## Exercise aim
Transcribe every line of the records verbatim.

## Material

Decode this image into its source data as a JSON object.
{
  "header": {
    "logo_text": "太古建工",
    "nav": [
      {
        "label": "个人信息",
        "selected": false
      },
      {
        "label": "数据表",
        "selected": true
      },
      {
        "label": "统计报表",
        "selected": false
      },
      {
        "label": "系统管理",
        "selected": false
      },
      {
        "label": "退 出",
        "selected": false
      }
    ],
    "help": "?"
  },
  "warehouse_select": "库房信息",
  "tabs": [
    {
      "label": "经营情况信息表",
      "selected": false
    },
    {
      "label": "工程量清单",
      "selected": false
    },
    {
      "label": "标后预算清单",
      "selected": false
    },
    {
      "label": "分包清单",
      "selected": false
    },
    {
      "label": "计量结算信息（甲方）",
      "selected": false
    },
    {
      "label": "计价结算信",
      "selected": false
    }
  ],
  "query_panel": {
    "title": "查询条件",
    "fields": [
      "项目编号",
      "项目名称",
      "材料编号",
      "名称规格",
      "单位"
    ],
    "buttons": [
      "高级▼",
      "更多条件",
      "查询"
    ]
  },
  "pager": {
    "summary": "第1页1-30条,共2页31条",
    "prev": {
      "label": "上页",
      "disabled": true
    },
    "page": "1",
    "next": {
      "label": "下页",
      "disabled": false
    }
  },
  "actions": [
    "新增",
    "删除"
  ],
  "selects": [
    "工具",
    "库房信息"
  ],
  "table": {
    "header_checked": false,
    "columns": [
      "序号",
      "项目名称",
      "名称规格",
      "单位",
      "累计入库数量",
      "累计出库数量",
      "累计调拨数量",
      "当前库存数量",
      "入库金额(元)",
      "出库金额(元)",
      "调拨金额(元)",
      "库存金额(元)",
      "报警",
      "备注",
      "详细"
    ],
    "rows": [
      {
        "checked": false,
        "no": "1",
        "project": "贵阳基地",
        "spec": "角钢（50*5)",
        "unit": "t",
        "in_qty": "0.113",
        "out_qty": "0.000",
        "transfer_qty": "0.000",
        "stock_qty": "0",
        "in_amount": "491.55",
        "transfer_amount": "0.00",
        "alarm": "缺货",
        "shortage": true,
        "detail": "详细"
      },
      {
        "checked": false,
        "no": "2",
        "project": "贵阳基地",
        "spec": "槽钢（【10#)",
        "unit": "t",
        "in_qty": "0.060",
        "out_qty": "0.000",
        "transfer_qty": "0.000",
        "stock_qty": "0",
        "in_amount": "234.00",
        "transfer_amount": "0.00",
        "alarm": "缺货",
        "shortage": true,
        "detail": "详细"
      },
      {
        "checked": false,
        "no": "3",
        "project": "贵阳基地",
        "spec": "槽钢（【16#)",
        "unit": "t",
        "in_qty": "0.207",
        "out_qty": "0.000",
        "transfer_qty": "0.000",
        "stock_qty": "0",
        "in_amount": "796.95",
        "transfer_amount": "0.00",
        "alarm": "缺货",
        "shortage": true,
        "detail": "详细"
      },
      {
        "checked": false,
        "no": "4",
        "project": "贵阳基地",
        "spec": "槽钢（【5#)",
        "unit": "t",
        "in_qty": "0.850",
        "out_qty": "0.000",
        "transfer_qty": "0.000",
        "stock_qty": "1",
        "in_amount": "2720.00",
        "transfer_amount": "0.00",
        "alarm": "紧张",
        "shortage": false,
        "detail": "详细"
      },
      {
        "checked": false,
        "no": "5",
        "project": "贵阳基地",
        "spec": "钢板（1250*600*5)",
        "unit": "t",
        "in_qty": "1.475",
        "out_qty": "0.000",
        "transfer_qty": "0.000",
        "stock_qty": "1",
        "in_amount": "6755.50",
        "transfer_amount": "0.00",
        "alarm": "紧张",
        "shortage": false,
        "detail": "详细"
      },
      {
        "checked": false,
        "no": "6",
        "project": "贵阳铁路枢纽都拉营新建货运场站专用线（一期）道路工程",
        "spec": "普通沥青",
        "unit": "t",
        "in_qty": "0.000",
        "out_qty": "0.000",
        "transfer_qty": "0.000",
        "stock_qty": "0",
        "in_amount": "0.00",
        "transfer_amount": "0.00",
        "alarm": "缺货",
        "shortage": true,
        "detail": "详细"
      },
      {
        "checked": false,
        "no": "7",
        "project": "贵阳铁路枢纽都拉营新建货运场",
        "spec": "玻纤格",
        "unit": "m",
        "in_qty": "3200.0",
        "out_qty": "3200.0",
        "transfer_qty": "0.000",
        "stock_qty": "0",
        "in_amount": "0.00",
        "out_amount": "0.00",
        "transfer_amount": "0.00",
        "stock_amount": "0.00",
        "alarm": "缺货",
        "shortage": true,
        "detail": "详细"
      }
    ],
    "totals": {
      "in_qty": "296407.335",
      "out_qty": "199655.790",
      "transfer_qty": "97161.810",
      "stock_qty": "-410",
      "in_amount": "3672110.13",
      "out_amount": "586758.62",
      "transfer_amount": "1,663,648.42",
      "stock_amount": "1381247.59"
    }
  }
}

## Task answer
Decode this image into its source data as a JSON object.
{
  "header": {
    "logo_text": "太古建工",
    "nav": [
      {
        "label": "个人信息",
        "selected": false
      },
      {
        "label": "数据表",
        "selected": true
      },
      {
        "label": "统计报表",
        "selected": false
      },
      {
        "label": "系统管理",
        "selected": false
      },
      {
        "label": "退 出",
        "selected": false
      }
    ],
    "help": "?"
  },
  "warehouse_select": "库房信息",
  "tabs": [
    {
      "label": "经营情况信息表",
      "selected": false
    },
    {
      "label": "工程量清单",
      "selected": false
    },
    {
      "label": "标后预算清单",
      "selected": false
    },
    {
      "label": "分包清单",
      "selected": false
    },
    {
      "label": "计量结算信息（甲方）",
      "selected": false
    },
    {
      "label": "计价结算信",
      "selected": false
    }
  ],
  "query_panel": {
    "title": "查询条件",
    "fields": [
      "项目编号",
      "项目名称",
      "材料编号",
      "名称规格",
      "单位"
    ],
    "buttons": [
      "高级▼",
      "更多条件",
      "查询"
    ]
  },
  "pager": {
    "summary": "第1页1-30条,共2页31条",
    "prev": {
      "label": "上页",
      "disabled": true
    },
    "page": "1",
    "next": {
      "label": "下页",
      "disabled": false
    }
  },
  "actions": [
    "新增",
    "删除"
  ],
  "selects": [
    "工具",
    "库房信息"
  ],
  "table": {
    "header_checked": false,
    "columns": [
      "序号",
      "项目名称",
      "名称规格",
      "单位",
      "累计入库数量",
      "累计出库数量",
      "累计调拨数量",
      "当前库存数量",
      "入库金额(元)",
      "出库金额(元)",
      "调拨金额(元)",
      "库存金额(元)",
      "报警",
      "备注",
      "详细"
    ],
    "rows": [
      {
        "checked": false,
        "no": "1",
        "project": "贵阳基地",
        "spec": "角钢（50*5)",
        "unit": "t",
        "in_qty": "0.113",
        "out_qty": "0.000",
        "transfer_qty": "0.000",
        "stock_qty": "0",
        "in_amount": "491.55",
        "transfer_amount": "0.00",
        "alarm": "缺货",
        "shortage": true,
        "detail": "详细"
      },
      {
        "checked": false,
        "no": "2",
        "project": "贵阳基地",
        "spec": "槽钢（【10#)",
        "unit": "t",
        "in_qty": "0.060",
        "out_qty": "0.000",
        "transfer_qty": "0.000",
        "stock_qty": "0",
        "in_amount": "234.00",
        "transfer_amount": "0.00",
        "alarm": "缺货",
        "shortage": true,
        "detail": "详细"
      },
      {
        "checked": false,
        "no": "3",
        "project": "贵阳基地",
        "spec": "槽钢（【16#)",
        "unit": "t",
        "in_qty": "0.207",
        "out_qty": "0.000",
        "transfer_qty": "0.000",
        "stock_qty": "0",
        "in_amount": "796.95",
        "transfer_amount": "0.00",
        "alarm": "缺货",
        "shortage": true,
        "detail": "详细"
      },
      {
        "checked": false,
        "no": "4",
        "project": "贵阳基地",
        "spec": "槽钢（【5#)",
        "unit": "t",
        "in_qty": "0.850",
        "out_qty": "0.000",
        "transfer_qty": "0.000",
        "stock_qty": "1",
        "in_amount": "2720.00",
        "transfer_amount": "0.00",
        "alarm": "紧张",
        "shortage": false,
        "detail": "详细"
      },
      {
        "checked": false,
        "no": "5",
        "project": "贵阳基地",
        "spec": "钢板（1250*600*5)",
        "unit": "t",
        "in_qty": "1.475",
        "out_qty": "0.000",
        "transfer_qty": "0.000",
        "stock_qty": "1",
        "in_amount": "6755.50",
        "transfer_amount": "0.00",
        "alarm": "紧张",
        "shortage": false,
        "detail": "详细"
      },
      {
        "checked": false,
        "no": "6",
        "project": "贵阳铁路枢纽都拉营新建货运场站专用线（一期）道路工程",
        "spec": "普通沥青",
        "unit": "t",
        "in_qty": "0.000",
        "out_qty": "0.000",
        "transfer_qty": "0.000",
        "stock_qty": "0",
        "in_amount": "0.00",
        "transfer_amount": "0.00",
        "alarm": "缺货",
        "shortage": true,
        "detail": "详细"
      },
      {
        "checked": false,
        "no": "7",
        "project": "贵阳铁路枢纽都拉营新建货运场",
        "spec": "玻纤格",
        "unit": "m",
        "in_qty": "3200.0",
        "out_qty": "3200.0",
        "transfer_qty": "0.000",
        "stock_qty": "0",
        "in_amount": "0.00",
        "out_amount": "0.00",
        "transfer_amount": "0.00",
        "stock_amount": "0.00",
        "alarm": "缺货",
        "shortage": true,
        "detail": "详细"
      }
    ],
    "totals": {
      "in_qty": "296407.335",
      "out_qty": "199655.790",
      "transfer_qty": "97161.810",
      "stock_qty": "-410",
      "in_amount": "3672110.13",
      "out_amount": "586758.62",
      "transfer_amount": "1,663,648.42",
      "stock_amount": "1381247.59"
    }
  }
}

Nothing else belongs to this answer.